INSTRUCTIONS FOR THE TASK: Print the listing below exactly.

PROVIDED DATA:

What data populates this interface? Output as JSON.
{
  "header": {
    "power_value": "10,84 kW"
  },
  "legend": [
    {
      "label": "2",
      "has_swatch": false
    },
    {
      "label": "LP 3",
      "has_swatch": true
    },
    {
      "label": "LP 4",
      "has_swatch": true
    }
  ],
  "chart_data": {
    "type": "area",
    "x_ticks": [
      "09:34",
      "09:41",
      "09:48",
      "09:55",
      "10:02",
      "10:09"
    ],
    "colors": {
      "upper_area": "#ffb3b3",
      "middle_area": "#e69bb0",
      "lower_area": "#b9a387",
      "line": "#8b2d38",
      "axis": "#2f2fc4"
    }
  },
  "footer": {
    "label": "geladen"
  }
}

SOLUTION FOR THIS EXERCISE:
What data populates this interface? Output as JSON.
{
  "header": {
    "power_value": "10,84 kW"
  },
  "legend": [
    {
      "label": "2",
      "has_swatch": false
    },
    {
      "label": "LP 3",
      "has_swatch": true
    },
    {
      "label": "LP 4",
      "has_swatch": true
    }
  ],
  "chart_data": {
    "type": "area",
    "x_ticks": [
      "09:34",
      "09:41",
      "09:48",
      "09:55",
      "10:02",
      "10:09"
    ],
    "colors": {
      "upper_area": "#ffb3b3",
      "middle_area": "#e69bb0",
      "lower_area": "#b9a387",
      "line": "#8b2d38",
      "axis": "#2f2fc4"
    }
  },
  "footer": {
    "label": "geladen"
  }
}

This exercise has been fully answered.